:: Input for this task

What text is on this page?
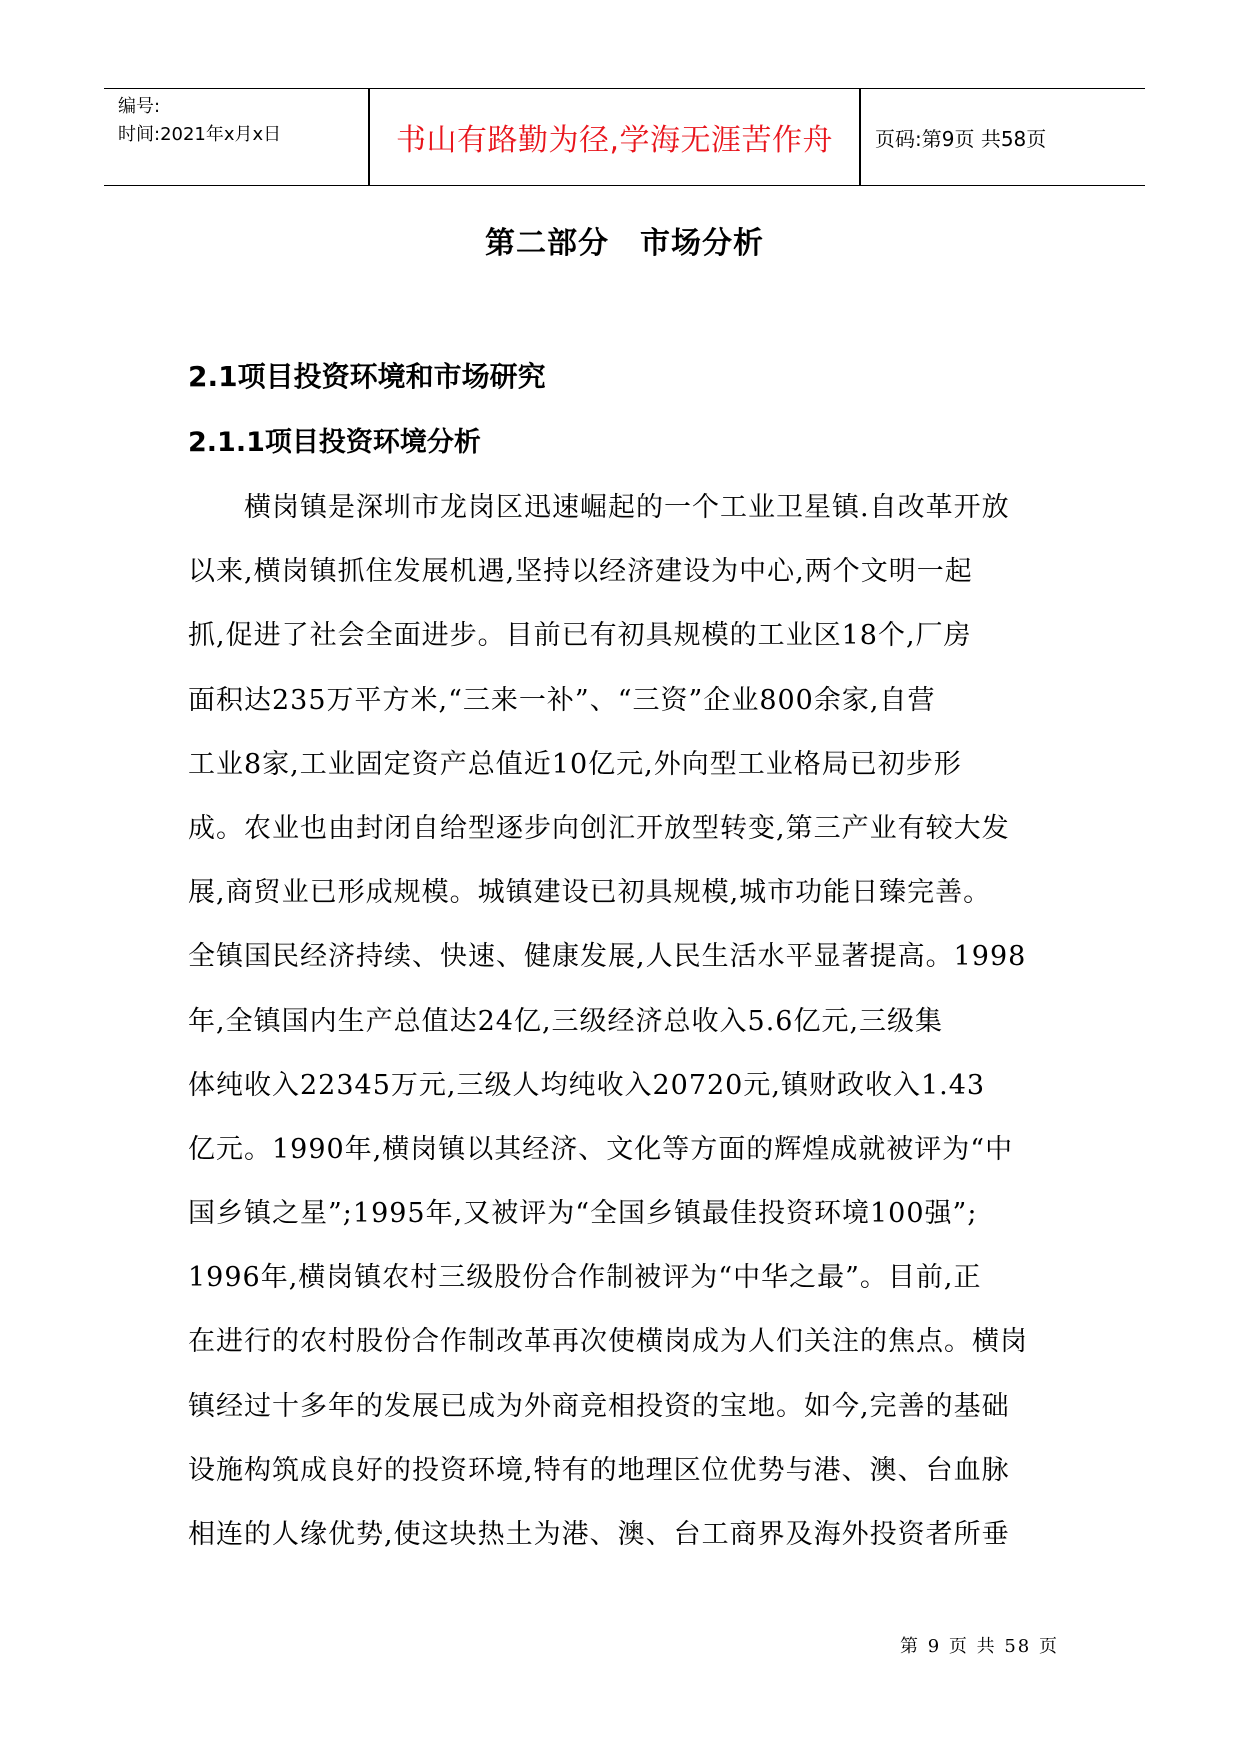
编号:
时间:2021年x月x日	书山有路勤为径,学海无涯苦作舟	页码:第9页 共58页
第二部分　市场分析
2.1项目投资环境和市场研究
2.1.1项目投资环境分析
　　横岗镇是深圳市龙岗区迅速崛起的一个工业卫星镇.自改革开放
以来,横岗镇抓住发展机遇,坚持以经济建设为中心,两个文明一起
抓,促进了社会全面进步。目前已有初具规模的工业区18个,厂房
面积达235万平方米,“三来一补”、“三资”企业800余家,自营
工业8家,工业固定资产总值近10亿元,外向型工业格局已初步形
成。农业也由封闭自给型逐步向创汇开放型转变,第三产业有较大发
展,商贸业已形成规模。城镇建设已初具规模,城市功能日臻完善。
全镇国民经济持续、快速、健康发展,人民生活水平显著提高。1998
年,全镇国内生产总值达24亿,三级经济总收入5.6亿元,三级集
体纯收入22345万元,三级人均纯收入20720元,镇财政收入1.43
亿元。1990年,横岗镇以其经济、文化等方面的辉煌成就被评为“中
国乡镇之星”;1995年,又被评为“全国乡镇最佳投资环境100强”;
1996年,横岗镇农村三级股份合作制被评为“中华之最”。目前,正
在进行的农村股份合作制改革再次使横岗成为人们关注的焦点。横岗
镇经过十多年的发展已成为外商竞相投资的宝地。如今,完善的基础
设施构筑成良好的投资环境,特有的地理区位优势与港、澳、台血脉
相连的人缘优势,使这块热土为港、澳、台工商界及海外投资者所垂
第 9 页 共 58 页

::::

[The problem] Each record above must be returned exactly as written, with its pictures omitted.

[Written solution]
What text is on this page?
编号:
时间:2021年x月x日	书山有路勤为径,学海无涯苦作舟	页码:第9页 共58页
第二部分　市场分析
2.1项目投资环境和市场研究
2.1.1项目投资环境分析
　　横岗镇是深圳市龙岗区迅速崛起的一个工业卫星镇.自改革开放
以来,横岗镇抓住发展机遇,坚持以经济建设为中心,两个文明一起
抓,促进了社会全面进步。目前已有初具规模的工业区18个,厂房
面积达235万平方米,“三来一补”、“三资”企业800余家,自营
工业8家,工业固定资产总值近10亿元,外向型工业格局已初步形
成。农业也由封闭自给型逐步向创汇开放型转变,第三产业有较大发
展,商贸业已形成规模。城镇建设已初具规模,城市功能日臻完善。
全镇国民经济持续、快速、健康发展,人民生活水平显著提高。1998
年,全镇国内生产总值达24亿,三级经济总收入5.6亿元,三级集
体纯收入22345万元,三级人均纯收入20720元,镇财政收入1.43
亿元。1990年,横岗镇以其经济、文化等方面的辉煌成就被评为“中
国乡镇之星”;1995年,又被评为“全国乡镇最佳投资环境100强”;
1996年,横岗镇农村三级股份合作制被评为“中华之最”。目前,正
在进行的农村股份合作制改革再次使横岗成为人们关注的焦点。横岗
镇经过十多年的发展已成为外商竞相投资的宝地。如今,完善的基础
设施构筑成良好的投资环境,特有的地理区位优势与港、澳、台血脉
相连的人缘优势,使这块热土为港、澳、台工商界及海外投资者所垂
第 9 页 共 58 页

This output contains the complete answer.